JOB 1: Count how many lines of the listing below contain the string "lightbulb", treating case as significant, and reply with the number alone.

SOURCE DOCUMENT:
########

Thursday, May 01, 2014

GAS CHAMBER.

The Oklahoma execution debacle was horrible -- maybe even worse than Jonah Goldberg's mouthfarts on the subject. But it's close. First Goldberg basically said he was okay with torturing Clayton Lockett to death because Lockett's horrific crime merited such treatment. I don't know why he decided to come back and make it worse -- laziness, I suppose; he already had done the research -- but yeesh:
Many of these convicts no doubt deserve worse in the cosmic sense, but it’s not the place of the state to deliver worse. I am strongly for the death penalty but I have no desire to go down the path to medieval forms of execution where we are expected to take pleasure in someone’s final extravagantly choreographed agonies. Moreover, as a political matter, embracing that kind of thing will ultimately undermine the death penalty itself.
If we torture more of these guys to death, we may lose the voters! Oh, and get a load of this:
Of course there’s considerable hypocrisy at work when death penalty opponents do everything they can to block more humane and efficient means of execution — i.e. the old drug cocktail — and then complain that the remaining or new techniques are unconstitutional. You can make the case that the Lockett fiasco was a forced error by opponents of the death penalty.

########

DATASET ENTRIES:
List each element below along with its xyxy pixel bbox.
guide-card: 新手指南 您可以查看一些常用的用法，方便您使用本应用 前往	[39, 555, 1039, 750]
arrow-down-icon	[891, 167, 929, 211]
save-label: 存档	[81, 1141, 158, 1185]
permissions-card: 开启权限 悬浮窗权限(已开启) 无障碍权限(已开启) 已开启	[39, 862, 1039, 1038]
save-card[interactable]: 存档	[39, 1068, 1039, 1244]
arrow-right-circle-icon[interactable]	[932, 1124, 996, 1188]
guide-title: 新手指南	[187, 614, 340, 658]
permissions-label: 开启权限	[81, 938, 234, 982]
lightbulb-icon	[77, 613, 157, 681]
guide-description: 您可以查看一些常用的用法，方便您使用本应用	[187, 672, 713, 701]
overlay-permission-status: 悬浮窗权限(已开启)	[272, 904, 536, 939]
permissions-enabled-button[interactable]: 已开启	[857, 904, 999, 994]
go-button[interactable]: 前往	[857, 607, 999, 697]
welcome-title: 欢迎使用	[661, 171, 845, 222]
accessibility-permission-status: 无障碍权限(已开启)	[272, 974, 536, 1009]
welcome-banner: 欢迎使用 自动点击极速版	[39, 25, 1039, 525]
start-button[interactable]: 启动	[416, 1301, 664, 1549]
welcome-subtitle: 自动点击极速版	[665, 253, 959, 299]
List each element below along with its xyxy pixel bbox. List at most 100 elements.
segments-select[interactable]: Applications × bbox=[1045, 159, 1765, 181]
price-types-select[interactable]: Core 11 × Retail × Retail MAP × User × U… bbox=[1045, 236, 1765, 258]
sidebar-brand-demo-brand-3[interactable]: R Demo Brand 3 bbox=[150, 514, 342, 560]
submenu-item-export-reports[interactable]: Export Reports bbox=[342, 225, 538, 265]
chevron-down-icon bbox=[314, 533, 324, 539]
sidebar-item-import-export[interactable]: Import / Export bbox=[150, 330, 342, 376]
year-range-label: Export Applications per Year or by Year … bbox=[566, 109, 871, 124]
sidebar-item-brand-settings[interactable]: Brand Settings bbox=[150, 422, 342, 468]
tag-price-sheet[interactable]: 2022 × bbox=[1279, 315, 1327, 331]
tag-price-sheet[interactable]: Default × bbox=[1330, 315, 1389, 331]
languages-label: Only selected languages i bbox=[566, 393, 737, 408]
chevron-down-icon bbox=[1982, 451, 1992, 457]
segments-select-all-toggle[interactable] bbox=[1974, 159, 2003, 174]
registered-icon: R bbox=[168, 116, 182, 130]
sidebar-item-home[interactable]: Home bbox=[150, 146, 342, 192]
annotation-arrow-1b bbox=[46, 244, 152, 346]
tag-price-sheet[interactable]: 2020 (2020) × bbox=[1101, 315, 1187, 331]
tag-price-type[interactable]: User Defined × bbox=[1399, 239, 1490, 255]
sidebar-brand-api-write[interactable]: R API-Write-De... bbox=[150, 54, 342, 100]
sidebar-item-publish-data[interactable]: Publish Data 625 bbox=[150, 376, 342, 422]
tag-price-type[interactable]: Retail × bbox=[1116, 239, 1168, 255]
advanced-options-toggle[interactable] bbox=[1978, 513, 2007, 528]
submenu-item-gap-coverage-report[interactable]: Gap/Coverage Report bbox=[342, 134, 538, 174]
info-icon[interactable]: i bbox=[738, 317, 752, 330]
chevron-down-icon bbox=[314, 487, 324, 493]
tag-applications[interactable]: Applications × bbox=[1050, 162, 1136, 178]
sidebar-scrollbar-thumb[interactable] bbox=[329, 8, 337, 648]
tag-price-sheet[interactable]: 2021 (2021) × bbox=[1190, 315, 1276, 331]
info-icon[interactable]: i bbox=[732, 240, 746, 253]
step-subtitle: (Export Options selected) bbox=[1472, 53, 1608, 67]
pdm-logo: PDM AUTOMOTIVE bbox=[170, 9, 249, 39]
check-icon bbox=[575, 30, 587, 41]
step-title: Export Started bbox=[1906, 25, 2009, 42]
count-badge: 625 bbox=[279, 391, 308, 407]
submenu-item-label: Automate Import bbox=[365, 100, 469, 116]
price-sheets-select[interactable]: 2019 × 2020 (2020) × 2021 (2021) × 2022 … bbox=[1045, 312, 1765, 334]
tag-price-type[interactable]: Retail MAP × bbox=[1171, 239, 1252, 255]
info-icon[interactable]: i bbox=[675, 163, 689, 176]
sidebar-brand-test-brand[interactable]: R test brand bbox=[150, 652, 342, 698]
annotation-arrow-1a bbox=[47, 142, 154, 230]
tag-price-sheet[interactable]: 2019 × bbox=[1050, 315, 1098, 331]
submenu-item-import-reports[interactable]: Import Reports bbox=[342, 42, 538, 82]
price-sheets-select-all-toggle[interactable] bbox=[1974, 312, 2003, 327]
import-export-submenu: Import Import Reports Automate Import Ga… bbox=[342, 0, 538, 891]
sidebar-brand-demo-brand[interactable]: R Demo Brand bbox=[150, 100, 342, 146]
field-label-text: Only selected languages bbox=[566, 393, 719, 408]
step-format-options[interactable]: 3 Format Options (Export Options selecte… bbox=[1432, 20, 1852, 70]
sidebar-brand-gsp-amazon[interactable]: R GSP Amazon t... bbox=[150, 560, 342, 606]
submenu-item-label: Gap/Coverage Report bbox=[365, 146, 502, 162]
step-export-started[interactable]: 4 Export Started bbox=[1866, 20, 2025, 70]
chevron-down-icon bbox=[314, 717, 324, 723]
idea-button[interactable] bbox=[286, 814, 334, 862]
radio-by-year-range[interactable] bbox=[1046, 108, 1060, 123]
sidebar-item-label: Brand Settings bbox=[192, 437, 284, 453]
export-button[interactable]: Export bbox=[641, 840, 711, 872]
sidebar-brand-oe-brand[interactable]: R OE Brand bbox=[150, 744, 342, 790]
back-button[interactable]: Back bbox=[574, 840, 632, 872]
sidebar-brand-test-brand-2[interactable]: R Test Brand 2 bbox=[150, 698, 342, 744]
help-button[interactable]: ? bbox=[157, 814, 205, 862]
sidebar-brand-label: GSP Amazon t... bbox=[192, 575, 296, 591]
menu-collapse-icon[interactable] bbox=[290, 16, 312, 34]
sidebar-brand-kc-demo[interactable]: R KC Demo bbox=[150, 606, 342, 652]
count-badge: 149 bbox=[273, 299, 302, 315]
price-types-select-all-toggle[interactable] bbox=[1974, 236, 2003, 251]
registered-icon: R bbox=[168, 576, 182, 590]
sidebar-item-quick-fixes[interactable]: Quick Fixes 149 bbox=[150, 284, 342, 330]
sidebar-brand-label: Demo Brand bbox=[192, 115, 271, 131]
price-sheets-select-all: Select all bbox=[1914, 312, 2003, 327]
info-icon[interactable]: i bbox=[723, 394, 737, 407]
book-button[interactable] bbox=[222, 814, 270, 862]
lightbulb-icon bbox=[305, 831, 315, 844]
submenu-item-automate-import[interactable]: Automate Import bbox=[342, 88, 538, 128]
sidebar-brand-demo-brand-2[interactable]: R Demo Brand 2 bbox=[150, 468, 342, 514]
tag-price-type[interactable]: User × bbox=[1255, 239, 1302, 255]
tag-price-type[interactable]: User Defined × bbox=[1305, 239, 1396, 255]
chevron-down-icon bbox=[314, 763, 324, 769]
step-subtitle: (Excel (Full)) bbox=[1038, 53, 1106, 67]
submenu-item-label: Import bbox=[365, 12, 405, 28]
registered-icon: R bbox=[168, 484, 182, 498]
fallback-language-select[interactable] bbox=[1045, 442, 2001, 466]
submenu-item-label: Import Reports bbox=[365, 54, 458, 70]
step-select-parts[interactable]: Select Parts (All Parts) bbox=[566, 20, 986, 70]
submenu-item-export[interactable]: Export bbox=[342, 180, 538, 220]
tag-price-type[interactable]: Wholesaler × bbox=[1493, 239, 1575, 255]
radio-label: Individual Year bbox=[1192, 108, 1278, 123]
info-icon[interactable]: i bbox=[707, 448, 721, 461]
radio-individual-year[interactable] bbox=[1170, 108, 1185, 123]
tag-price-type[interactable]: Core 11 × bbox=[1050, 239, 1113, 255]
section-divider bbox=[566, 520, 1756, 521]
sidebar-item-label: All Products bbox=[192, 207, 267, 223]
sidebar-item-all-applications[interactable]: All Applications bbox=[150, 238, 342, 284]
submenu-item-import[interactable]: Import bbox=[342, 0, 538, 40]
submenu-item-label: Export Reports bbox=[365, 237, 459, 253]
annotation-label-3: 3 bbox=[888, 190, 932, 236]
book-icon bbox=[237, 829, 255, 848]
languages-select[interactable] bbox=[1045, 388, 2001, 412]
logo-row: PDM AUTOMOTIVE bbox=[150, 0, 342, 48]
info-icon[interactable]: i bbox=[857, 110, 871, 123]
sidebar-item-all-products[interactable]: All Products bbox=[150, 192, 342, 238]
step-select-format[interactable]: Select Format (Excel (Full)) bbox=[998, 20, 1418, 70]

########

JOB 2: In the post about the Oklahoma execution above, which means of execution does the quoted passage say death penalty opponents try to block?

FINISHED ANSWER 1: 2

FINISHED ANSWER 2: The old drug cocktail.